WORK INSTRUCTIONS → Identify each line below that contains the word "lead", and copy it out.

____________________

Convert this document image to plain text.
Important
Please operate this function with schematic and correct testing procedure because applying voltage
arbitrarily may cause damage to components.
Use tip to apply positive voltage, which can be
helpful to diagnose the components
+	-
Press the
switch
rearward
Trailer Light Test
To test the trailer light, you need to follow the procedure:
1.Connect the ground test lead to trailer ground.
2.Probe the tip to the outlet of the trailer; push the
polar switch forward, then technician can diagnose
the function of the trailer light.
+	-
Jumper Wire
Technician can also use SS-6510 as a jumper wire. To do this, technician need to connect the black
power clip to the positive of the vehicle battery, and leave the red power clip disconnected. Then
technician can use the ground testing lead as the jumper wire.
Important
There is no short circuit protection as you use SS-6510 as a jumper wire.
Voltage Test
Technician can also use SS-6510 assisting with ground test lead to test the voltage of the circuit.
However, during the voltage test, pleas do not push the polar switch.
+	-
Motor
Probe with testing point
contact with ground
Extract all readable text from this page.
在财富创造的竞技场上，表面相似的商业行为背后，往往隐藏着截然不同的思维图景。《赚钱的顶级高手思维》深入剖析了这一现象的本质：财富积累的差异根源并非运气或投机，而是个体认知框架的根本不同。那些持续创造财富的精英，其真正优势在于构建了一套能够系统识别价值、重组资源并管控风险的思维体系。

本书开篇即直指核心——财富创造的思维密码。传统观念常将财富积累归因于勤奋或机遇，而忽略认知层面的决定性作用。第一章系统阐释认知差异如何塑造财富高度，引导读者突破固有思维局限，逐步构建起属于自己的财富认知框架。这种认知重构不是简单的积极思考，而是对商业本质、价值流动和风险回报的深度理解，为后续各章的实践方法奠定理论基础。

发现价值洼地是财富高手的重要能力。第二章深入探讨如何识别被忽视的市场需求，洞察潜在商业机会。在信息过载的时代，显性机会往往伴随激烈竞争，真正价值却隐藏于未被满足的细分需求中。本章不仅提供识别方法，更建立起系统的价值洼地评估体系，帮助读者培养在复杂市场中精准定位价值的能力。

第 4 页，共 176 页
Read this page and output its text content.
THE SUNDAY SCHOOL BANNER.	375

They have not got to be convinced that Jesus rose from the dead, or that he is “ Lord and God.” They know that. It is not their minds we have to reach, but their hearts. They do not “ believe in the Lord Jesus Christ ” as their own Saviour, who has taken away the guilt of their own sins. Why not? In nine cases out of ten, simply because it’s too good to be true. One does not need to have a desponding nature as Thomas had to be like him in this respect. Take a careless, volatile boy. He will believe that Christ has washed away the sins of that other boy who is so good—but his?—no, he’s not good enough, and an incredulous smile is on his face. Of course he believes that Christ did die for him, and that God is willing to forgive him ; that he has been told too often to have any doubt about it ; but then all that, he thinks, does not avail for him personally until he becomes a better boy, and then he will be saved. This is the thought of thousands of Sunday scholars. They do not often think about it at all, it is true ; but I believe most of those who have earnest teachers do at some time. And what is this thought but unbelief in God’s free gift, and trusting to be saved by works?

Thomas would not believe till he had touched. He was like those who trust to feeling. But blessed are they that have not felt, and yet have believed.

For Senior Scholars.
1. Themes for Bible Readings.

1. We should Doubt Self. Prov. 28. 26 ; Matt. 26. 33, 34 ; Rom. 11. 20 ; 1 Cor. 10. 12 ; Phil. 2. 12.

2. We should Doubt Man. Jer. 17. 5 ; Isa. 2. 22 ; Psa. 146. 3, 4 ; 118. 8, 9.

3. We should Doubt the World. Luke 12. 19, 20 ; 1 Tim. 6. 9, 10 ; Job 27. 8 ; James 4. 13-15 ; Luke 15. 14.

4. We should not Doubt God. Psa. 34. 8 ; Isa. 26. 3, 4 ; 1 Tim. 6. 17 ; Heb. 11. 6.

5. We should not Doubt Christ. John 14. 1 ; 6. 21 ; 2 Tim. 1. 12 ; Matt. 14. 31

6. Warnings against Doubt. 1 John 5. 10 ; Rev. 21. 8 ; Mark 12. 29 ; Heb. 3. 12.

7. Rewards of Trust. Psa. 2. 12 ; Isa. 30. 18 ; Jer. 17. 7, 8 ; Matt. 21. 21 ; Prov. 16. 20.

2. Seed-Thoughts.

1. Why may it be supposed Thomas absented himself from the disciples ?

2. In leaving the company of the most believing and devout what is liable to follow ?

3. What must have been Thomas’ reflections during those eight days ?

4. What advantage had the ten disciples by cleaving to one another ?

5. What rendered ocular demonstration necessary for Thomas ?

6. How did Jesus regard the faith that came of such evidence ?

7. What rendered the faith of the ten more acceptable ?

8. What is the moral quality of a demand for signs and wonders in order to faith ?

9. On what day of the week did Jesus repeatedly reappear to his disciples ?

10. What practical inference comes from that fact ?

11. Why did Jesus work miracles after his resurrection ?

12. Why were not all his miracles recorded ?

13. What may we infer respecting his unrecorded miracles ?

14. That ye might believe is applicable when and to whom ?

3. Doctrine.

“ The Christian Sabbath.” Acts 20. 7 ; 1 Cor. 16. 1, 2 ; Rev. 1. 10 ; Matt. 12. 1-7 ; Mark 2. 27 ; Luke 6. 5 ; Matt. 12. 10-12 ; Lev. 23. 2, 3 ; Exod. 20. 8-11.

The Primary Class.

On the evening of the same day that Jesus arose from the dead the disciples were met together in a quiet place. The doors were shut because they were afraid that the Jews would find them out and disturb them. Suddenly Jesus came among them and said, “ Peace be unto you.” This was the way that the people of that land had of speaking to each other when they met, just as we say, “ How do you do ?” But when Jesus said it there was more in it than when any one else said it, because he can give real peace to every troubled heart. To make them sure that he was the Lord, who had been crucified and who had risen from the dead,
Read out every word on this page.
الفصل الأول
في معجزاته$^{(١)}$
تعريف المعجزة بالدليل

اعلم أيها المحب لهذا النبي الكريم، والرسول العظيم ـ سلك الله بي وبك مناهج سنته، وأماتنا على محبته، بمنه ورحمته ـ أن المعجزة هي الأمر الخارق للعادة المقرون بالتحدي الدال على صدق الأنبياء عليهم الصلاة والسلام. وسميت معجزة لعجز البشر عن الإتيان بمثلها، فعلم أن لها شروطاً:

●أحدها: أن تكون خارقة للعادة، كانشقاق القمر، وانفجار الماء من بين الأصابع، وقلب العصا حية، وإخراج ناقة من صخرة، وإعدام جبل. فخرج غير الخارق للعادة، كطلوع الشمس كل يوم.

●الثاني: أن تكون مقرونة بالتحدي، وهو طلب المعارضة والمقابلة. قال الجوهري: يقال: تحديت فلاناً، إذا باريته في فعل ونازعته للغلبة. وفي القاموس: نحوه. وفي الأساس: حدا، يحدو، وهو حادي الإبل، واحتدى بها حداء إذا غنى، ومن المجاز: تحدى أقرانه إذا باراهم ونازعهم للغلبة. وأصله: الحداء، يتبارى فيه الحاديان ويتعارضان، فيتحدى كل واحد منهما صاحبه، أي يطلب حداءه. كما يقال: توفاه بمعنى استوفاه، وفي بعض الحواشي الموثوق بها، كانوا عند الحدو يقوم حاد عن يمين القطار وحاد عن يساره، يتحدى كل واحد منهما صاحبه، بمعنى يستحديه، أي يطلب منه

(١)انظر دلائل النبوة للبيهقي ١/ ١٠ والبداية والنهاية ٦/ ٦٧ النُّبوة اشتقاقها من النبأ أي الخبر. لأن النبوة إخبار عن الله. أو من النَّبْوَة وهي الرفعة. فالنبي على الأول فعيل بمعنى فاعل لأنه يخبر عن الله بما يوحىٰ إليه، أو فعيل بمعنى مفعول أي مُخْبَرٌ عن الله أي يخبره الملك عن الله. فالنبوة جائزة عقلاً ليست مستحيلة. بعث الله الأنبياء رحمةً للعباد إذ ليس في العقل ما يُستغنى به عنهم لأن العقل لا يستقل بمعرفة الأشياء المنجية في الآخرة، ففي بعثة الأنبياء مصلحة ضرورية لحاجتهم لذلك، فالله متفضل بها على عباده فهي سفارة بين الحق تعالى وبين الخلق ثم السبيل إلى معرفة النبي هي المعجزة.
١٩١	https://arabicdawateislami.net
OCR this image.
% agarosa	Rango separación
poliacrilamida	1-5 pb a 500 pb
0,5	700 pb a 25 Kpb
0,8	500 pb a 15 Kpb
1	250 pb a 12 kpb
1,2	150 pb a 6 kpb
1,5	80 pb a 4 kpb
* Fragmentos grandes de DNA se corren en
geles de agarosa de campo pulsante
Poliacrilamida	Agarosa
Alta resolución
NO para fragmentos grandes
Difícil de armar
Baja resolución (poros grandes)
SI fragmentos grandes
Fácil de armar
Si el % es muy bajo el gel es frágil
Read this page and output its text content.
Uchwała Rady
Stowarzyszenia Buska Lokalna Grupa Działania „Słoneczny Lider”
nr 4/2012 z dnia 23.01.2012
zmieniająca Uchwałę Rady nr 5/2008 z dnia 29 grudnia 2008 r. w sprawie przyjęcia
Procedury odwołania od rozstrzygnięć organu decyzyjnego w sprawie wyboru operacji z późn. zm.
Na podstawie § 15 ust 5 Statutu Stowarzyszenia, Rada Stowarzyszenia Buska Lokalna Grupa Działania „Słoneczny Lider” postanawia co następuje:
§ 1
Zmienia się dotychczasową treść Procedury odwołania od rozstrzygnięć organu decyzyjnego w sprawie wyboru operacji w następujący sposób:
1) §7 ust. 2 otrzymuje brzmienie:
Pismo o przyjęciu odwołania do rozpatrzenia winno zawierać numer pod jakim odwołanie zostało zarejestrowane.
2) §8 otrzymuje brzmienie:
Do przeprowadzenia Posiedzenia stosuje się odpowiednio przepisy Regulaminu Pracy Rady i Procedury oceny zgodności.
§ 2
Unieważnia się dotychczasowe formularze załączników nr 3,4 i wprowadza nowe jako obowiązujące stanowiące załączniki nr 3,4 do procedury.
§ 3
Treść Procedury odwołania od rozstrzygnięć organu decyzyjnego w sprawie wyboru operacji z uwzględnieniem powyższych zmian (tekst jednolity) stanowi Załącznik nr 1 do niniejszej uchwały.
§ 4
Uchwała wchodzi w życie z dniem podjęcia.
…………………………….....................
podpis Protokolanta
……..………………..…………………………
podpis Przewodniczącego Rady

____________________

EXERCISE SOLUTION →
1.Connect the ground test lead to trailer ground.
technician can use the ground testing lead as the jumper wire.
Technician can also use SS-6510 assisting with ground test lead to test the voltage of the circuit.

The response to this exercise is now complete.